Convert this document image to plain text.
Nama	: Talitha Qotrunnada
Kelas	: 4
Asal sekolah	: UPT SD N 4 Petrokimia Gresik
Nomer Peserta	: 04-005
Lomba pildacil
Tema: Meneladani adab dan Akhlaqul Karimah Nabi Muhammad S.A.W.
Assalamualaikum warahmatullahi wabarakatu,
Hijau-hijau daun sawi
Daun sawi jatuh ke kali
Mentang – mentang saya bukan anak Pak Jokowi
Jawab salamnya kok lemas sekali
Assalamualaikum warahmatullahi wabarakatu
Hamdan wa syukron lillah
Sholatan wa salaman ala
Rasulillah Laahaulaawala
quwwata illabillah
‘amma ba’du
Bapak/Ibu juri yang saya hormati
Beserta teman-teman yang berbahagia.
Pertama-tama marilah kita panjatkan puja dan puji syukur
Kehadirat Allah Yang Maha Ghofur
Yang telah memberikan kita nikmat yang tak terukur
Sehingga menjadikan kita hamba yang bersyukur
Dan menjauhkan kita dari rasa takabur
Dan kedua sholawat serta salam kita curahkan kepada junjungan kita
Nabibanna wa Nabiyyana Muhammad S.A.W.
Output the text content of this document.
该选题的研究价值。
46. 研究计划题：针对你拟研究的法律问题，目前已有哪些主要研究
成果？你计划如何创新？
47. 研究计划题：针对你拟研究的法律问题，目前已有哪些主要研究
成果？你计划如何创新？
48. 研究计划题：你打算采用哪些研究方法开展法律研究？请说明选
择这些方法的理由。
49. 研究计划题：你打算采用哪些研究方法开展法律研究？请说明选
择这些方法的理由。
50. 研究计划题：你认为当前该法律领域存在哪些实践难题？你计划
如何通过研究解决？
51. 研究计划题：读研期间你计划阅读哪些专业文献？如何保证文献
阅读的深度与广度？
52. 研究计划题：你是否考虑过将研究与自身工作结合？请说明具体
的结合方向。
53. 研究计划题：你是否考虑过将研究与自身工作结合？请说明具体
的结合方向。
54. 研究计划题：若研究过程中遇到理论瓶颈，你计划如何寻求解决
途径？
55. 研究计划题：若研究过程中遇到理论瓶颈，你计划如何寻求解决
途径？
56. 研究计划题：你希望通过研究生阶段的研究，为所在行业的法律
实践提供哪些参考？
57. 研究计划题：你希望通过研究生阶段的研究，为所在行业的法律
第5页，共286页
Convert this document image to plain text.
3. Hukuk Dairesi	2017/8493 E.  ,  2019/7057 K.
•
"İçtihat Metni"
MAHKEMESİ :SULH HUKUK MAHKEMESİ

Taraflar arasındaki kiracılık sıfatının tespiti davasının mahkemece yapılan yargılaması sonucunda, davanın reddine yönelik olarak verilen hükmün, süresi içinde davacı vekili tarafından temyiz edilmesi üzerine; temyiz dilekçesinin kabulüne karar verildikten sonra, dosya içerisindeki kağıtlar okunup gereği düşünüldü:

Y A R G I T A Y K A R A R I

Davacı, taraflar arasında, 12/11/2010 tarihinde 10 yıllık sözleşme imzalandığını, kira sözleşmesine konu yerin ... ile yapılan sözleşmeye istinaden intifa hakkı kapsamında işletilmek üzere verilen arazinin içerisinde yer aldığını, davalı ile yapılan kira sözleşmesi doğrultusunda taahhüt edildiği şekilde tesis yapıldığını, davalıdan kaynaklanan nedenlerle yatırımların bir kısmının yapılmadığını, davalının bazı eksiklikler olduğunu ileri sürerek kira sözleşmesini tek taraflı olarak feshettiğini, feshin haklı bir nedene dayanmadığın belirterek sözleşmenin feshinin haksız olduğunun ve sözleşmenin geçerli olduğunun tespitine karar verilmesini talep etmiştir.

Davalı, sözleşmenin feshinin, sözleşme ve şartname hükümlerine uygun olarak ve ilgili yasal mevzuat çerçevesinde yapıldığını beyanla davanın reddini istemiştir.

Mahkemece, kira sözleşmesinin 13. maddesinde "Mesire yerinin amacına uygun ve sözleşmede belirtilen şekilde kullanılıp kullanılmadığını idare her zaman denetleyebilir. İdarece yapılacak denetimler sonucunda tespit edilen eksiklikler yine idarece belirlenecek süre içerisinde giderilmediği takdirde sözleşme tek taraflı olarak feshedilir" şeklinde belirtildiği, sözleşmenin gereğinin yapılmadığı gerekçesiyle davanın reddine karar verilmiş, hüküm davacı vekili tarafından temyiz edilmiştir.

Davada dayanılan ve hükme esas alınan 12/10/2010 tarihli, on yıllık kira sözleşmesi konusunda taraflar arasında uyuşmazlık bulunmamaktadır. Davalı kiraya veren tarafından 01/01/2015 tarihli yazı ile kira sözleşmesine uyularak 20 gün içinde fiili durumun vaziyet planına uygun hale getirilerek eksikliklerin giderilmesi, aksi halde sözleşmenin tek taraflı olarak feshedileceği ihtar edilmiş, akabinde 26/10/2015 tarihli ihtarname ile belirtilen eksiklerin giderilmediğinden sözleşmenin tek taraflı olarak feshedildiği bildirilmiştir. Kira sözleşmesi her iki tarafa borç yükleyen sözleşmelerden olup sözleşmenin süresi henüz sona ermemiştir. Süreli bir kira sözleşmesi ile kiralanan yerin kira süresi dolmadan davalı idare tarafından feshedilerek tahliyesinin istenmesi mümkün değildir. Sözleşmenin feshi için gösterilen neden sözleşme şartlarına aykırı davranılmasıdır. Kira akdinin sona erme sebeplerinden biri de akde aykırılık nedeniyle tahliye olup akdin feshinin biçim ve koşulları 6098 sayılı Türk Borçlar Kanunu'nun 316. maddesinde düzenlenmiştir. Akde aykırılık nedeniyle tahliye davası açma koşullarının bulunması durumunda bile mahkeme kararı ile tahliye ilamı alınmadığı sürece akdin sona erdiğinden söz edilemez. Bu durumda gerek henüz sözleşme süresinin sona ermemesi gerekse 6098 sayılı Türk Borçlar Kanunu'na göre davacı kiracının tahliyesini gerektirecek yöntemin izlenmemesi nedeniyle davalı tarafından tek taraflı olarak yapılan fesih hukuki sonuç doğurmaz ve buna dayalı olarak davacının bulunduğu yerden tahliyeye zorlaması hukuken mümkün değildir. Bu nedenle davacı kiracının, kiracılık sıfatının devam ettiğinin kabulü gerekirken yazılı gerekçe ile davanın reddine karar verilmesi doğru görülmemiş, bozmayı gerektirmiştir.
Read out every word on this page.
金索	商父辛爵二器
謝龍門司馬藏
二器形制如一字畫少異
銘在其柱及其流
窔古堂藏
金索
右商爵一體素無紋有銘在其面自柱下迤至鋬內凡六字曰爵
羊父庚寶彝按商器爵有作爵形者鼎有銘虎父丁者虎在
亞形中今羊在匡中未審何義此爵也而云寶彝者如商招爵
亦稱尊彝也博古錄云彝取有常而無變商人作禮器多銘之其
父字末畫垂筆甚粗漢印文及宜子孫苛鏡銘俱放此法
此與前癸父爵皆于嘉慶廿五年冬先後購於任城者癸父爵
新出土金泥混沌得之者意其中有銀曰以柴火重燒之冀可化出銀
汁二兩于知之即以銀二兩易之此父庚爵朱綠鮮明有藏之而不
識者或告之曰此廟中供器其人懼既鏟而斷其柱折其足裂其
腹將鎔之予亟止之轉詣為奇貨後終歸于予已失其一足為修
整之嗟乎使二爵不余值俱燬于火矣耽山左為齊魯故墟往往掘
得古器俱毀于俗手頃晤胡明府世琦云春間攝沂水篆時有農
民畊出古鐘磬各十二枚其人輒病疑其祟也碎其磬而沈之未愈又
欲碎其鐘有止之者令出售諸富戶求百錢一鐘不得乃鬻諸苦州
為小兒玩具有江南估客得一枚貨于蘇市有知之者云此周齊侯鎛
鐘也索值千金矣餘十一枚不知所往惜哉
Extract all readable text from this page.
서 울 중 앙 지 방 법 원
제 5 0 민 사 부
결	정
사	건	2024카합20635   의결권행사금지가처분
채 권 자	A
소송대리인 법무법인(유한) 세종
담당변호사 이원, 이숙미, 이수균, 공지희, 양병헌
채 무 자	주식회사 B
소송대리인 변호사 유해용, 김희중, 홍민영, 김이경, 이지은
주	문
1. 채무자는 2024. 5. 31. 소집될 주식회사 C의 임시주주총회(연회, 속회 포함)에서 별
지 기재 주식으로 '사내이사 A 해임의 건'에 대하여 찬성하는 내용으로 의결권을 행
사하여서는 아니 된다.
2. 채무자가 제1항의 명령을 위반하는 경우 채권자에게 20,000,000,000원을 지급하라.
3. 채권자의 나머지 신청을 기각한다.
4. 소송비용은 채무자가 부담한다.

-.-.-

■ WHAT THE TASK REQUIRES
Give the number of lines that carry the word "this", with nothing added.

■ CORRECT RESPONSE
5